[Exercise goal]: Output each entry that follows exactly. Images stay out.

— BEGIN —

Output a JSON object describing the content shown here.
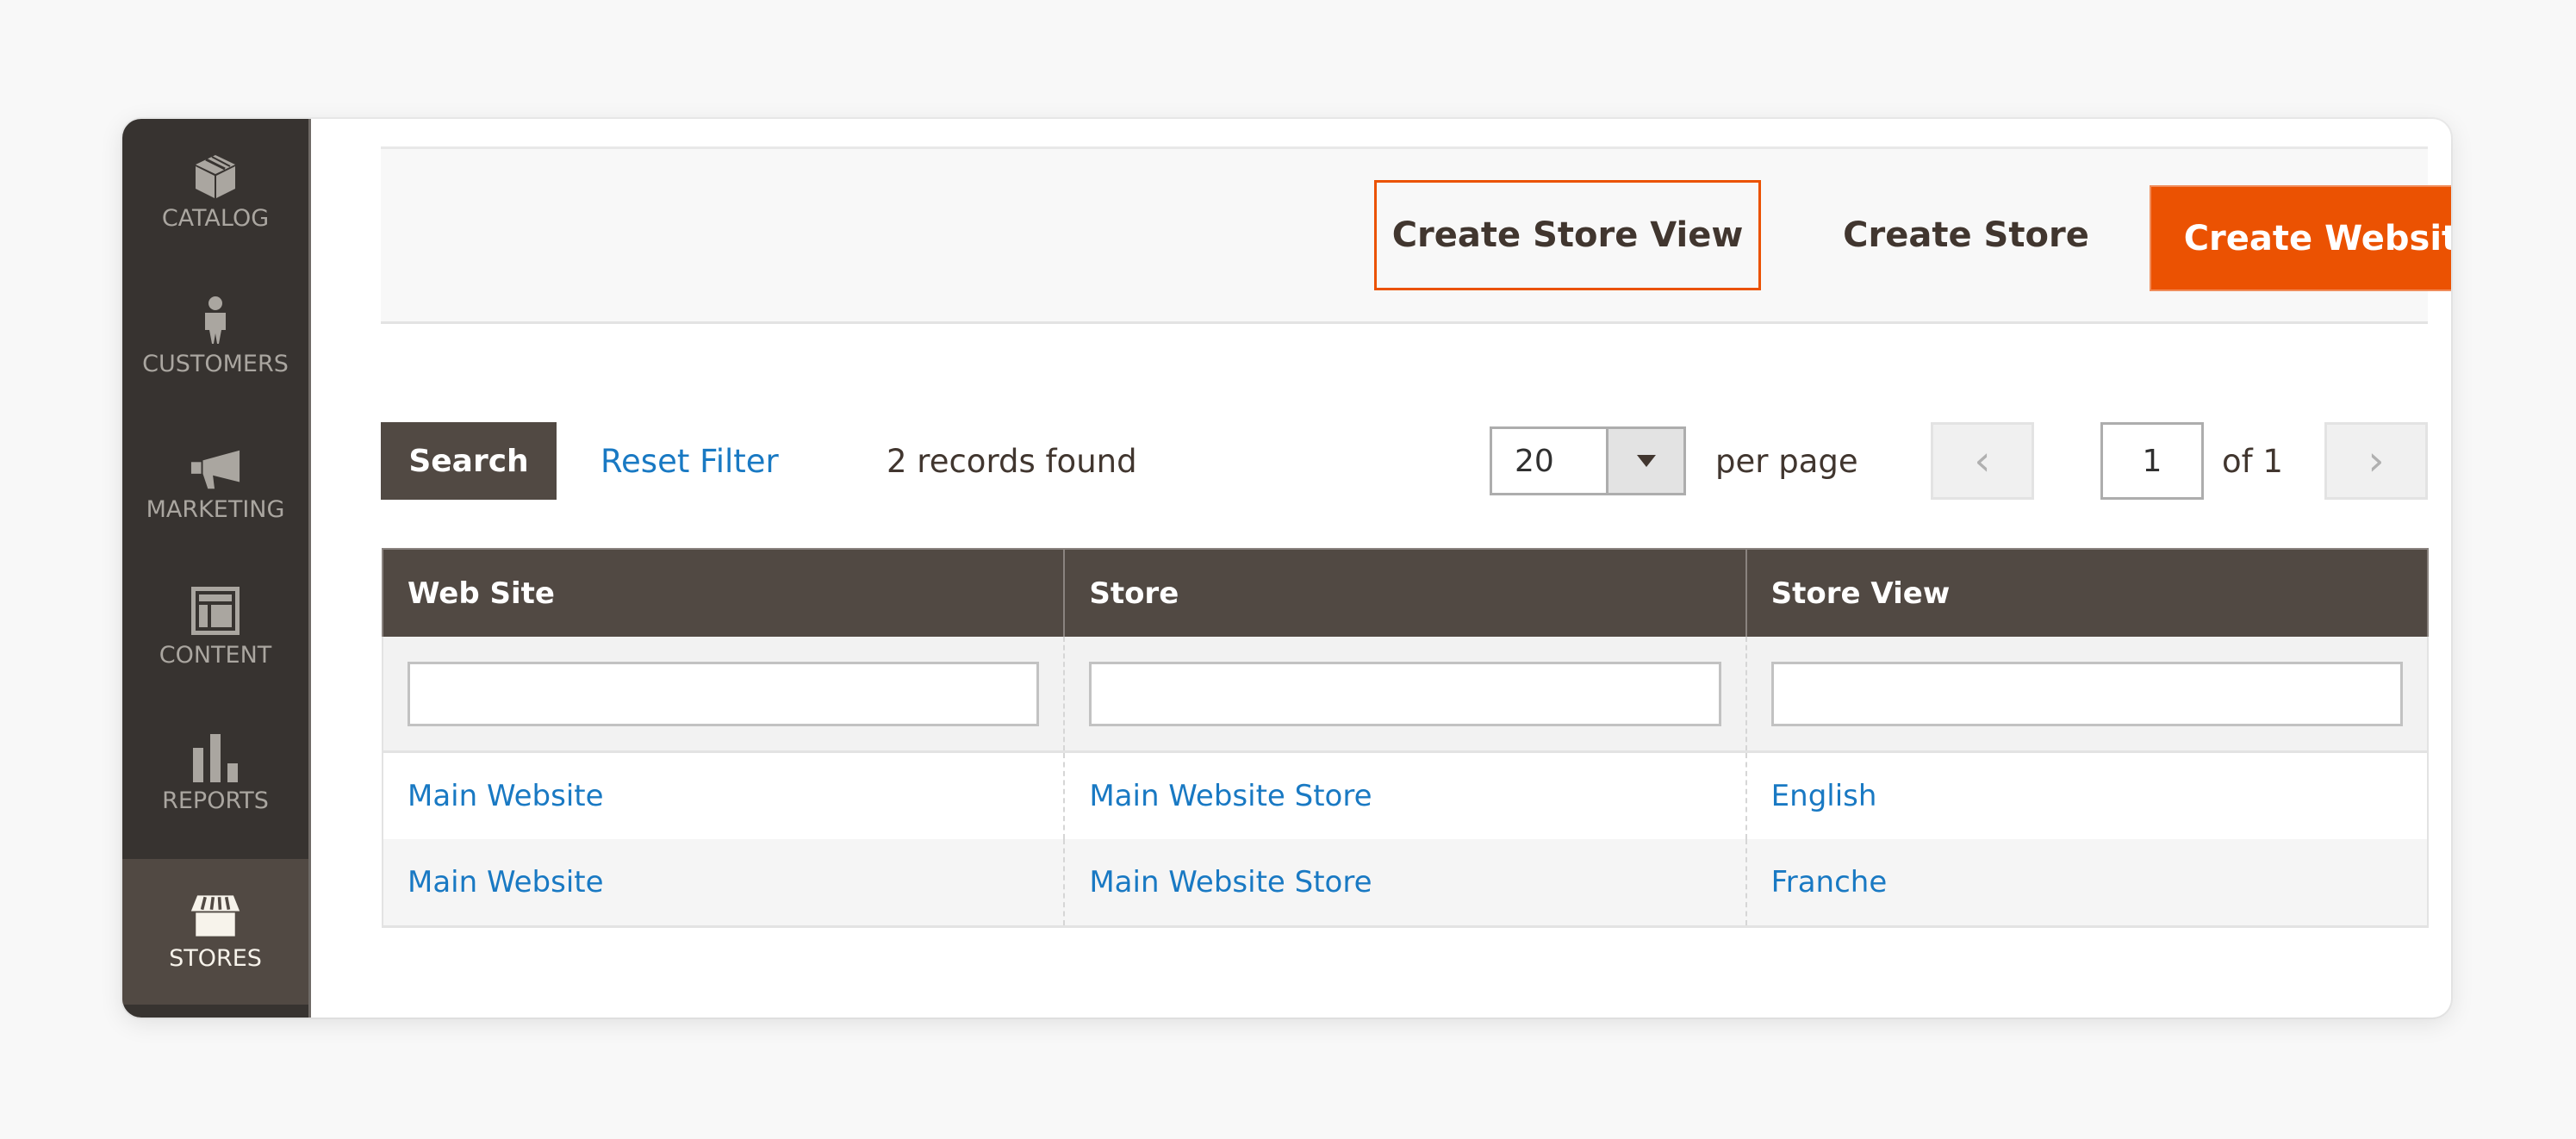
{
  "sidebar": {
    "items": [
      {
        "label": "CATALOG",
        "icon": "box-icon",
        "active": false
      },
      {
        "label": "CUSTOMERS",
        "icon": "person-icon",
        "active": false
      },
      {
        "label": "MARKETING",
        "icon": "megaphone-icon",
        "active": false
      },
      {
        "label": "CONTENT",
        "icon": "layout-icon",
        "active": false
      },
      {
        "label": "REPORTS",
        "icon": "bar-chart-icon",
        "active": false
      },
      {
        "label": "STORES",
        "icon": "storefront-icon",
        "active": true
      }
    ]
  },
  "actions": {
    "create_store_view": "Create Store View",
    "create_store": "Create Store",
    "create_website": "Create Website"
  },
  "toolbar": {
    "search_label": "Search",
    "reset_filter_label": "Reset Filter",
    "records_found": "2 records found",
    "per_page_value": "20",
    "per_page_label": "per page",
    "prev_icon": "‹",
    "next_icon": "›",
    "current_page": "1",
    "page_of": "of 1"
  },
  "colors": {
    "accent": "#eb5202",
    "header_bg": "#514943",
    "sidebar_bg": "#373330",
    "link": "#1979c3"
  },
  "table": {
    "columns": [
      "Web Site",
      "Store",
      "Store View"
    ],
    "filters": [
      "",
      "",
      ""
    ],
    "rows": [
      {
        "website": "Main Website",
        "store": "Main Website Store",
        "store_view": "English"
      },
      {
        "website": "Main Website",
        "store": "Main Website Store",
        "store_view": "Franche"
      }
    ]
  }
}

— END —

[The answer]:
Output a JSON object describing the content shown here.
{
  "sidebar": {
    "items": [
      {
        "label": "CATALOG",
        "icon": "box-icon",
        "active": false
      },
      {
        "label": "CUSTOMERS",
        "icon": "person-icon",
        "active": false
      },
      {
        "label": "MARKETING",
        "icon": "megaphone-icon",
        "active": false
      },
      {
        "label": "CONTENT",
        "icon": "layout-icon",
        "active": false
      },
      {
        "label": "REPORTS",
        "icon": "bar-chart-icon",
        "active": false
      },
      {
        "label": "STORES",
        "icon": "storefront-icon",
        "active": true
      }
    ]
  },
  "actions": {
    "create_store_view": "Create Store View",
    "create_store": "Create Store",
    "create_website": "Create Website"
  },
  "toolbar": {
    "search_label": "Search",
    "reset_filter_label": "Reset Filter",
    "records_found": "2 records found",
    "per_page_value": "20",
    "per_page_label": "per page",
    "prev_icon": "‹",
    "next_icon": "›",
    "current_page": "1",
    "page_of": "of 1"
  },
  "colors": {
    "accent": "#eb5202",
    "header_bg": "#514943",
    "sidebar_bg": "#373330",
    "link": "#1979c3"
  },
  "table": {
    "columns": [
      "Web Site",
      "Store",
      "Store View"
    ],
    "filters": [
      "",
      "",
      ""
    ],
    "rows": [
      {
        "website": "Main Website",
        "store": "Main Website Store",
        "store_view": "English"
      },
      {
        "website": "Main Website",
        "store": "Main Website Store",
        "store_view": "Franche"
      }
    ]
  }
}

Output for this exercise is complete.